_MATERIALS PROVIDED_:
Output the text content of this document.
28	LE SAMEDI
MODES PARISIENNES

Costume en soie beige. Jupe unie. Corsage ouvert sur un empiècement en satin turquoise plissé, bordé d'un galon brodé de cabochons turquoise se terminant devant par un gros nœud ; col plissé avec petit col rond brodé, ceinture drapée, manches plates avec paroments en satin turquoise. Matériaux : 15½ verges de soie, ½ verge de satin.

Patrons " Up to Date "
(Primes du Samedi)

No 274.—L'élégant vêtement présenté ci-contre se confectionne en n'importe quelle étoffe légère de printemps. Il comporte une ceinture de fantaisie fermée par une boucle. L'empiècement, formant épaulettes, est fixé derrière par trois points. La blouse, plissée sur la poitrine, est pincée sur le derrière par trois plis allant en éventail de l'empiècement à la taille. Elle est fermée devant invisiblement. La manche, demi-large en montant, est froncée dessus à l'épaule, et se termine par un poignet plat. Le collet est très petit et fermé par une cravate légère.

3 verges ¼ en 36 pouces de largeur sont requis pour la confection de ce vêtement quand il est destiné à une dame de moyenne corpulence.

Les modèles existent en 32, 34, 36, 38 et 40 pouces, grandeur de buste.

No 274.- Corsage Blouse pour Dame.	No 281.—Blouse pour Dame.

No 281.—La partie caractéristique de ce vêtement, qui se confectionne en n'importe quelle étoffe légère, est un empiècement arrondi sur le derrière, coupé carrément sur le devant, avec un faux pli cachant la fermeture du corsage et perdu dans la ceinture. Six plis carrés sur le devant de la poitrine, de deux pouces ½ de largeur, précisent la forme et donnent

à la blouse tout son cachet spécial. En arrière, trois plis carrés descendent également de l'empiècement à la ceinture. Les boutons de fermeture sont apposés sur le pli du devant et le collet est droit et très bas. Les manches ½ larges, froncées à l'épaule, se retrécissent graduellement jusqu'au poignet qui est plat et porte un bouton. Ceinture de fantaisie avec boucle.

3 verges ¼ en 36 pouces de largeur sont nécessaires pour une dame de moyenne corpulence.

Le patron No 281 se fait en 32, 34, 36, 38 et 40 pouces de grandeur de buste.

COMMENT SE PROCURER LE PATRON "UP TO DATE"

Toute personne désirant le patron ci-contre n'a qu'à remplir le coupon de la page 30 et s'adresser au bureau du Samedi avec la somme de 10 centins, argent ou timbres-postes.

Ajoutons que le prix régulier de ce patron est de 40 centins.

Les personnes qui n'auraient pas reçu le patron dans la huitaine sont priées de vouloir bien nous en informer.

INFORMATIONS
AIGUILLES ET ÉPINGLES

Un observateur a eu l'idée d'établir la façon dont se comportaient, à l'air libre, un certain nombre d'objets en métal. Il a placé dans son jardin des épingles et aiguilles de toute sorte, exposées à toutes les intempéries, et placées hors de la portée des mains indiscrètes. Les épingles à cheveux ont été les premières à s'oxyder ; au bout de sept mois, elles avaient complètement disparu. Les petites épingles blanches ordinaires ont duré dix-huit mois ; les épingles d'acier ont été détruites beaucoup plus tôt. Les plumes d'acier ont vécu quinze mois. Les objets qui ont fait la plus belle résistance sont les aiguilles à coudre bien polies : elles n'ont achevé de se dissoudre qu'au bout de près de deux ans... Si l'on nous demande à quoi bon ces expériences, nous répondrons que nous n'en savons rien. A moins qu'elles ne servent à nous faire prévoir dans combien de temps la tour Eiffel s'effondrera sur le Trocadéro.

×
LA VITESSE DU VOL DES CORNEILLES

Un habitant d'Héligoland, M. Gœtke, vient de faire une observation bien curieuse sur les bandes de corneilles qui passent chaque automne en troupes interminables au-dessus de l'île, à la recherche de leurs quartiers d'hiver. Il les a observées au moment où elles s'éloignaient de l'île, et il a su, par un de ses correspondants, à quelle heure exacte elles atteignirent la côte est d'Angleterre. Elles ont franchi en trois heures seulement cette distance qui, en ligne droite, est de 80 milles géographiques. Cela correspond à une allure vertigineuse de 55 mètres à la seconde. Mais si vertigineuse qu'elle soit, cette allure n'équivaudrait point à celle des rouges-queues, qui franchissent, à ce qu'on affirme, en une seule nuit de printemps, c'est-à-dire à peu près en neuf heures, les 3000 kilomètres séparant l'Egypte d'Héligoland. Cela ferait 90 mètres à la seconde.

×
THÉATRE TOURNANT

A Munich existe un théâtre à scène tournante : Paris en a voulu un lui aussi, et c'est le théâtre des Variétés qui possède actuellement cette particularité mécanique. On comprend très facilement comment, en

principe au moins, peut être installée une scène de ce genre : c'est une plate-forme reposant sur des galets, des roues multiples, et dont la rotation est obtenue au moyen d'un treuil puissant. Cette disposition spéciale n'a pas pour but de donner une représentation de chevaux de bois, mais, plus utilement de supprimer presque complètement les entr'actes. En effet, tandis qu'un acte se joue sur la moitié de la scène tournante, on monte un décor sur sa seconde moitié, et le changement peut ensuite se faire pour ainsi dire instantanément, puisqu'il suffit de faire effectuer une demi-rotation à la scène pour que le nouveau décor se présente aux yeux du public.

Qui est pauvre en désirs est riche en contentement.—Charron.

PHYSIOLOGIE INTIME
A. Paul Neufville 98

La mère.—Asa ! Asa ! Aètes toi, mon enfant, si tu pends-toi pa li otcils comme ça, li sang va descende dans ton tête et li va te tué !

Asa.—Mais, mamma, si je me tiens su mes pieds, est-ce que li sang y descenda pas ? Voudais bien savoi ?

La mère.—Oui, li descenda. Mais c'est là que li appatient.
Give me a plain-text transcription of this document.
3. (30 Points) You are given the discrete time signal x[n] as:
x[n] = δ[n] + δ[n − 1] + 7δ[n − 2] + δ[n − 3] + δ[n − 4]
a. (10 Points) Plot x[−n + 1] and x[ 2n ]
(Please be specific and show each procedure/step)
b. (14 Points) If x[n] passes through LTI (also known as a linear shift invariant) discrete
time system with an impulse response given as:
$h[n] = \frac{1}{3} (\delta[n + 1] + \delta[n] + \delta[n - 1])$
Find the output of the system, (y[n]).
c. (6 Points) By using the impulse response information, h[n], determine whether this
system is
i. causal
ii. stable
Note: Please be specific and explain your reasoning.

_SHORT PROBLEM_:
Pick out and copy the lines of the entries that hold the string "text".

_THE COMPLETED TASK_:
Output the text content of this document.
Give me a plain-text transcription of this document.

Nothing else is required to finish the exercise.